To do:
Quote, without change, all of the lines that follow.

Extracted information:
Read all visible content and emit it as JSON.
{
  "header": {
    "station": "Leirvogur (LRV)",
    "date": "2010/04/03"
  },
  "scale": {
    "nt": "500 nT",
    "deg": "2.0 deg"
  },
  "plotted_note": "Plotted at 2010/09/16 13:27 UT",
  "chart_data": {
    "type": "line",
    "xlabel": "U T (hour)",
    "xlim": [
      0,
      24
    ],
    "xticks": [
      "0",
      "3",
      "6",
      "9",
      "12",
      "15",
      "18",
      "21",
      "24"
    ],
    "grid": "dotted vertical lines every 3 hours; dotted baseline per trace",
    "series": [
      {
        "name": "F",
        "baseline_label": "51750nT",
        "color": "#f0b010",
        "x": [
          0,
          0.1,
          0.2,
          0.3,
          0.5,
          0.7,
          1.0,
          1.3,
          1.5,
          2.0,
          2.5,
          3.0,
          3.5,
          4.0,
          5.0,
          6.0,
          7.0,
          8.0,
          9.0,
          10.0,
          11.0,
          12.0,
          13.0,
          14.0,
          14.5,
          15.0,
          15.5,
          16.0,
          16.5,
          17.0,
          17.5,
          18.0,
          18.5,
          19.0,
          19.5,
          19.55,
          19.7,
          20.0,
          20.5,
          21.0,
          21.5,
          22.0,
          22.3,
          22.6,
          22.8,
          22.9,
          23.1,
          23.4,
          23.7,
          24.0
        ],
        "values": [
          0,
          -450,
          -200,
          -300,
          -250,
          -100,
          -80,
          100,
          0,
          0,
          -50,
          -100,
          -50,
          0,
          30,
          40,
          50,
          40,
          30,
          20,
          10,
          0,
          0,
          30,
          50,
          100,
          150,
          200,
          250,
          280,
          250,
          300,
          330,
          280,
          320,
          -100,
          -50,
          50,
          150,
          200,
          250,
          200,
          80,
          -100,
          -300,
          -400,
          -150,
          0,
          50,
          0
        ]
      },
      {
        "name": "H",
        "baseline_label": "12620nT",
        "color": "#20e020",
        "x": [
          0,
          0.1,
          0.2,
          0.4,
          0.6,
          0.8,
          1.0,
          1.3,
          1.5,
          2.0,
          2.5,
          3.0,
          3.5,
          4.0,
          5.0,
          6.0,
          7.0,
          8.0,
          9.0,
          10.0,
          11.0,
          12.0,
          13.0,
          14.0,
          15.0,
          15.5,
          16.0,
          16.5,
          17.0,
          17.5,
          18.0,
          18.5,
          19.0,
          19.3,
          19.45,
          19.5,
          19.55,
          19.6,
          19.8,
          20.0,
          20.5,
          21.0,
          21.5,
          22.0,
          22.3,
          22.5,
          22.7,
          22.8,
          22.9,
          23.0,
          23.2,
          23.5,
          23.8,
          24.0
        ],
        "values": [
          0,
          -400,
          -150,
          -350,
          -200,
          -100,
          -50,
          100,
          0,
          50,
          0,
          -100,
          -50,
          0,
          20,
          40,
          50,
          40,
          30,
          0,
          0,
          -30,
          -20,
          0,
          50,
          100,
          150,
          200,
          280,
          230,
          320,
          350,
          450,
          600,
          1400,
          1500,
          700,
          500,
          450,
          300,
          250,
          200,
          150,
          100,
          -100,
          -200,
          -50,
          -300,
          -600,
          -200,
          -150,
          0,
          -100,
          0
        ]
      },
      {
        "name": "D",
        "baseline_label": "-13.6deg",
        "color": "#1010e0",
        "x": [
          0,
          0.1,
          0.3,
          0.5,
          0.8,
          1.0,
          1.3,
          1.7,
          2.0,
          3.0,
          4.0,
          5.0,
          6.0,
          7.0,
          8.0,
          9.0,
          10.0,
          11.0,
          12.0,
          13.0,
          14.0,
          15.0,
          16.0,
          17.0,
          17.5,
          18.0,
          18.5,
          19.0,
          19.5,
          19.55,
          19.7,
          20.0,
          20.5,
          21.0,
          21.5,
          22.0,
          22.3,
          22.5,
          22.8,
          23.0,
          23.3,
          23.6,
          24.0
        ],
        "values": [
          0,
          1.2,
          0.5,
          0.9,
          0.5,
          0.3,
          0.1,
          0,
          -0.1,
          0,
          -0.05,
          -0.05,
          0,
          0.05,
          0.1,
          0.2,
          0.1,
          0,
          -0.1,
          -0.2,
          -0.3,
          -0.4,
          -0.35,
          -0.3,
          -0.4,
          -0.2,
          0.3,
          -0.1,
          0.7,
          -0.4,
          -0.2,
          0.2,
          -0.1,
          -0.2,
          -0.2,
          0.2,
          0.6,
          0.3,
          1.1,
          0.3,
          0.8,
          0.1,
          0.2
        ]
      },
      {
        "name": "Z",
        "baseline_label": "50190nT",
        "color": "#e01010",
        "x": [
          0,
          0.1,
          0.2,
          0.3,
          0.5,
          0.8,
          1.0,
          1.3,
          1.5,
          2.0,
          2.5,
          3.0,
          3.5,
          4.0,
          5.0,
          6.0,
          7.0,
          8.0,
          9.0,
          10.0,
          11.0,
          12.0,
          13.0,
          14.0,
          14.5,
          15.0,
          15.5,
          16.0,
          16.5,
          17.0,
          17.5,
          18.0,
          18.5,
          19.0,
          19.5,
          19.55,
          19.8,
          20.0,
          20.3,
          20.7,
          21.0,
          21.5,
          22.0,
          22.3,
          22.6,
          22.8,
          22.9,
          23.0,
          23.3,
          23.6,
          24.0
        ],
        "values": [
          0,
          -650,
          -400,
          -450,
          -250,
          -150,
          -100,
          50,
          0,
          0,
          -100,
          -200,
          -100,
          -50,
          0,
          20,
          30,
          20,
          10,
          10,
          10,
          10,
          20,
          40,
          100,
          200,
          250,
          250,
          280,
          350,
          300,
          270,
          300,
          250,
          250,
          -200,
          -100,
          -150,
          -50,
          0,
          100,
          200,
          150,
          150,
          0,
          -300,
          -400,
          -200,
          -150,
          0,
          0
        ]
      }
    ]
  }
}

Answer in full:
Read all visible content and emit it as JSON.
{
  "header": {
    "station": "Leirvogur (LRV)",
    "date": "2010/04/03"
  },
  "scale": {
    "nt": "500 nT",
    "deg": "2.0 deg"
  },
  "plotted_note": "Plotted at 2010/09/16 13:27 UT",
  "chart_data": {
    "type": "line",
    "xlabel": "U T (hour)",
    "xlim": [
      0,
      24
    ],
    "xticks": [
      "0",
      "3",
      "6",
      "9",
      "12",
      "15",
      "18",
      "21",
      "24"
    ],
    "grid": "dotted vertical lines every 3 hours; dotted baseline per trace",
    "series": [
      {
        "name": "F",
        "baseline_label": "51750nT",
        "color": "#f0b010",
        "x": [
          0,
          0.1,
          0.2,
          0.3,
          0.5,
          0.7,
          1.0,
          1.3,
          1.5,
          2.0,
          2.5,
          3.0,
          3.5,
          4.0,
          5.0,
          6.0,
          7.0,
          8.0,
          9.0,
          10.0,
          11.0,
          12.0,
          13.0,
          14.0,
          14.5,
          15.0,
          15.5,
          16.0,
          16.5,
          17.0,
          17.5,
          18.0,
          18.5,
          19.0,
          19.5,
          19.55,
          19.7,
          20.0,
          20.5,
          21.0,
          21.5,
          22.0,
          22.3,
          22.6,
          22.8,
          22.9,
          23.1,
          23.4,
          23.7,
          24.0
        ],
        "values": [
          0,
          -450,
          -200,
          -300,
          -250,
          -100,
          -80,
          100,
          0,
          0,
          -50,
          -100,
          -50,
          0,
          30,
          40,
          50,
          40,
          30,
          20,
          10,
          0,
          0,
          30,
          50,
          100,
          150,
          200,
          250,
          280,
          250,
          300,
          330,
          280,
          320,
          -100,
          -50,
          50,
          150,
          200,
          250,
          200,
          80,
          -100,
          -300,
          -400,
          -150,
          0,
          50,
          0
        ]
      },
      {
        "name": "H",
        "baseline_label": "12620nT",
        "color": "#20e020",
        "x": [
          0,
          0.1,
          0.2,
          0.4,
          0.6,
          0.8,
          1.0,
          1.3,
          1.5,
          2.0,
          2.5,
          3.0,
          3.5,
          4.0,
          5.0,
          6.0,
          7.0,
          8.0,
          9.0,
          10.0,
          11.0,
          12.0,
          13.0,
          14.0,
          15.0,
          15.5,
          16.0,
          16.5,
          17.0,
          17.5,
          18.0,
          18.5,
          19.0,
          19.3,
          19.45,
          19.5,
          19.55,
          19.6,
          19.8,
          20.0,
          20.5,
          21.0,
          21.5,
          22.0,
          22.3,
          22.5,
          22.7,
          22.8,
          22.9,
          23.0,
          23.2,
          23.5,
          23.8,
          24.0
        ],
        "values": [
          0,
          -400,
          -150,
          -350,
          -200,
          -100,
          -50,
          100,
          0,
          50,
          0,
          -100,
          -50,
          0,
          20,
          40,
          50,
          40,
          30,
          0,
          0,
          -30,
          -20,
          0,
          50,
          100,
          150,
          200,
          280,
          230,
          320,
          350,
          450,
          600,
          1400,
          1500,
          700,
          500,
          450,
          300,
          250,
          200,
          150,
          100,
          -100,
          -200,
          -50,
          -300,
          -600,
          -200,
          -150,
          0,
          -100,
          0
        ]
      },
      {
        "name": "D",
        "baseline_label": "-13.6deg",
        "color": "#1010e0",
        "x": [
          0,
          0.1,
          0.3,
          0.5,
          0.8,
          1.0,
          1.3,
          1.7,
          2.0,
          3.0,
          4.0,
          5.0,
          6.0,
          7.0,
          8.0,
          9.0,
          10.0,
          11.0,
          12.0,
          13.0,
          14.0,
          15.0,
          16.0,
          17.0,
          17.5,
          18.0,
          18.5,
          19.0,
          19.5,
          19.55,
          19.7,
          20.0,
          20.5,
          21.0,
          21.5,
          22.0,
          22.3,
          22.5,
          22.8,
          23.0,
          23.3,
          23.6,
          24.0
        ],
        "values": [
          0,
          1.2,
          0.5,
          0.9,
          0.5,
          0.3,
          0.1,
          0,
          -0.1,
          0,
          -0.05,
          -0.05,
          0,
          0.05,
          0.1,
          0.2,
          0.1,
          0,
          -0.1,
          -0.2,
          -0.3,
          -0.4,
          -0.35,
          -0.3,
          -0.4,
          -0.2,
          0.3,
          -0.1,
          0.7,
          -0.4,
          -0.2,
          0.2,
          -0.1,
          -0.2,
          -0.2,
          0.2,
          0.6,
          0.3,
          1.1,
          0.3,
          0.8,
          0.1,
          0.2
        ]
      },
      {
        "name": "Z",
        "baseline_label": "50190nT",
        "color": "#e01010",
        "x": [
          0,
          0.1,
          0.2,
          0.3,
          0.5,
          0.8,
          1.0,
          1.3,
          1.5,
          2.0,
          2.5,
          3.0,
          3.5,
          4.0,
          5.0,
          6.0,
          7.0,
          8.0,
          9.0,
          10.0,
          11.0,
          12.0,
          13.0,
          14.0,
          14.5,
          15.0,
          15.5,
          16.0,
          16.5,
          17.0,
          17.5,
          18.0,
          18.5,
          19.0,
          19.5,
          19.55,
          19.8,
          20.0,
          20.3,
          20.7,
          21.0,
          21.5,
          22.0,
          22.3,
          22.6,
          22.8,
          22.9,
          23.0,
          23.3,
          23.6,
          24.0
        ],
        "values": [
          0,
          -650,
          -400,
          -450,
          -250,
          -150,
          -100,
          50,
          0,
          0,
          -100,
          -200,
          -100,
          -50,
          0,
          20,
          30,
          20,
          10,
          10,
          10,
          10,
          20,
          40,
          100,
          200,
          250,
          250,
          280,
          350,
          300,
          270,
          300,
          250,
          250,
          -200,
          -100,
          -150,
          -50,
          0,
          100,
          200,
          150,
          150,
          0,
          -300,
          -400,
          -200,
          -150,
          0,
          0
        ]
      }
    ]
  }
}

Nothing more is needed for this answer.